* **Stated exercise**: Scan the material below for lines with the word "Landgraaf" and report how many there are, with nothing added.

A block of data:
# # # # # # #

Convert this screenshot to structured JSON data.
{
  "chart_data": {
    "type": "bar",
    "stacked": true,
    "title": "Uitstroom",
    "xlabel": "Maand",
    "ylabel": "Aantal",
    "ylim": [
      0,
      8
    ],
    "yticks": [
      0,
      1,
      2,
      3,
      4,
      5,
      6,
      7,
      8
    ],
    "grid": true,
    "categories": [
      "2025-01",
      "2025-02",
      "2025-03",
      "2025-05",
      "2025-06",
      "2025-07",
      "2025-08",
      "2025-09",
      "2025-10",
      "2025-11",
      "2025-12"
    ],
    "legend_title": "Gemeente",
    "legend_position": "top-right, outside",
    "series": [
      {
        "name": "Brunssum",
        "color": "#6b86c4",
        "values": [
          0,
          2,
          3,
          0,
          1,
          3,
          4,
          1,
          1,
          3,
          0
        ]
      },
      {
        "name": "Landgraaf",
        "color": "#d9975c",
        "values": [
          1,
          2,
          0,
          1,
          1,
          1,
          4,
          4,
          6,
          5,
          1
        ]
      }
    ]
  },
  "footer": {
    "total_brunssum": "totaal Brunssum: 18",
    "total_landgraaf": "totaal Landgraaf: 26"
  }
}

# # # # # # #

* **Output for this exercise**: 2